┌──

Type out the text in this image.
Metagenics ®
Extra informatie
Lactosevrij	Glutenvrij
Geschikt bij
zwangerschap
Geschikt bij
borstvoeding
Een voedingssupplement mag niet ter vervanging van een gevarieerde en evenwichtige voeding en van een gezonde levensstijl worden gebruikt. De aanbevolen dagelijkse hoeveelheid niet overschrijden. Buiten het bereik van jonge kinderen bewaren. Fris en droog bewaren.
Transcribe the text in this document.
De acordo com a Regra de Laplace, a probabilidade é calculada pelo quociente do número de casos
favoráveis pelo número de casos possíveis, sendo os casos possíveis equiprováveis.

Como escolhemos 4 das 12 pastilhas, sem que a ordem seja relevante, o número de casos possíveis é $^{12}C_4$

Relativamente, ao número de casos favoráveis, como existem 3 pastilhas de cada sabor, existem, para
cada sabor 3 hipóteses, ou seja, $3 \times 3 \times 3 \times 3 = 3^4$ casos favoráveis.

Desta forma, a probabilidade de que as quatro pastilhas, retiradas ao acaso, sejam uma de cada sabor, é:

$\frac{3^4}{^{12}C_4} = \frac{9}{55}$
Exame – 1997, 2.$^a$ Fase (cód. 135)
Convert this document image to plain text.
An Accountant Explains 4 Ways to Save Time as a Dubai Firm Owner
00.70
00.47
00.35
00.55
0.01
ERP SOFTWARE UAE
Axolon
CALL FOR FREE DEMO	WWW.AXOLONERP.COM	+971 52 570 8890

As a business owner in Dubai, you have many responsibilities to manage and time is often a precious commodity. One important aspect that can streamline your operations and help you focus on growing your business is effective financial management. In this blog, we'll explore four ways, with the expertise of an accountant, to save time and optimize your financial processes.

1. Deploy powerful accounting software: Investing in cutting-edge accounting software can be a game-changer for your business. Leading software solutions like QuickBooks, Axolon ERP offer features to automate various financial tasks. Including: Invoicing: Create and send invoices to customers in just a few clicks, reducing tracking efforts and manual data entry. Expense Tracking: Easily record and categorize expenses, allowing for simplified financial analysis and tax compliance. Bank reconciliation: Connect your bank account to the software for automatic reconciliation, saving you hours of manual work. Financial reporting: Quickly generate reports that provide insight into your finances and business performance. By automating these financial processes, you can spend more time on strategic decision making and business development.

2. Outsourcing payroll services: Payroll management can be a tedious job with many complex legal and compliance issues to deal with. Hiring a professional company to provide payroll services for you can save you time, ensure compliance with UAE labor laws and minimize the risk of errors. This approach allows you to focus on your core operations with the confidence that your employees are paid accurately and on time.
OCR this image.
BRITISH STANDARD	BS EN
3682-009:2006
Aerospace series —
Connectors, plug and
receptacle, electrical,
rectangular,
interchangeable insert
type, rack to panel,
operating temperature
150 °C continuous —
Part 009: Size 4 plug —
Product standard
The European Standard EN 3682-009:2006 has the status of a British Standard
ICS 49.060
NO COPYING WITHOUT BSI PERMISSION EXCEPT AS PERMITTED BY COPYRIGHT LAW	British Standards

└──

* Brief *
Produce an exact copy of the whole listing.

* Output *
Type out the text in this image.
Metagenics ®
Extra informatie
Lactosevrij	Glutenvrij
Geschikt bij
zwangerschap
Geschikt bij
borstvoeding
Een voedingssupplement mag niet ter vervanging van een gevarieerde en evenwichtige voeding en van een gezonde levensstijl worden gebruikt. De aanbevolen dagelijkse hoeveelheid niet overschrijden. Buiten het bereik van jonge kinderen bewaren. Fris en droog bewaren.
Transcribe the text in this document.
De acordo com a Regra de Laplace, a probabilidade é calculada pelo quociente do número de casos
favoráveis pelo número de casos possíveis, sendo os casos possíveis equiprováveis.

Como escolhemos 4 das 12 pastilhas, sem que a ordem seja relevante, o número de casos possíveis é $^{12}C_4$

Relativamente, ao número de casos favoráveis, como existem 3 pastilhas de cada sabor, existem, para
cada sabor 3 hipóteses, ou seja, $3 \times 3 \times 3 \times 3 = 3^4$ casos favoráveis.

Desta forma, a probabilidade de que as quatro pastilhas, retiradas ao acaso, sejam uma de cada sabor, é:

$\frac{3^4}{^{12}C_4} = \frac{9}{55}$
Exame – 1997, 2.$^a$ Fase (cód. 135)
Convert this document image to plain text.
An Accountant Explains 4 Ways to Save Time as a Dubai Firm Owner
00.70
00.47
00.35
00.55
0.01
ERP SOFTWARE UAE
Axolon
CALL FOR FREE DEMO	WWW.AXOLONERP.COM	+971 52 570 8890

As a business owner in Dubai, you have many responsibilities to manage and time is often a precious commodity. One important aspect that can streamline your operations and help you focus on growing your business is effective financial management. In this blog, we'll explore four ways, with the expertise of an accountant, to save time and optimize your financial processes.

1. Deploy powerful accounting software: Investing in cutting-edge accounting software can be a game-changer for your business. Leading software solutions like QuickBooks, Axolon ERP offer features to automate various financial tasks. Including: Invoicing: Create and send invoices to customers in just a few clicks, reducing tracking efforts and manual data entry. Expense Tracking: Easily record and categorize expenses, allowing for simplified financial analysis and tax compliance. Bank reconciliation: Connect your bank account to the software for automatic reconciliation, saving you hours of manual work. Financial reporting: Quickly generate reports that provide insight into your finances and business performance. By automating these financial processes, you can spend more time on strategic decision making and business development.

2. Outsourcing payroll services: Payroll management can be a tedious job with many complex legal and compliance issues to deal with. Hiring a professional company to provide payroll services for you can save you time, ensure compliance with UAE labor laws and minimize the risk of errors. This approach allows you to focus on your core operations with the confidence that your employees are paid accurately and on time.
OCR this image.
BRITISH STANDARD	BS EN
3682-009:2006
Aerospace series —
Connectors, plug and
receptacle, electrical,
rectangular,
interchangeable insert
type, rack to panel,
operating temperature
150 °C continuous —
Part 009: Size 4 plug —
Product standard
The European Standard EN 3682-009:2006 has the status of a British Standard
ICS 49.060
NO COPYING WITHOUT BSI PERMISSION EXCEPT AS PERMITTED BY COPYRIGHT LAW	British Standards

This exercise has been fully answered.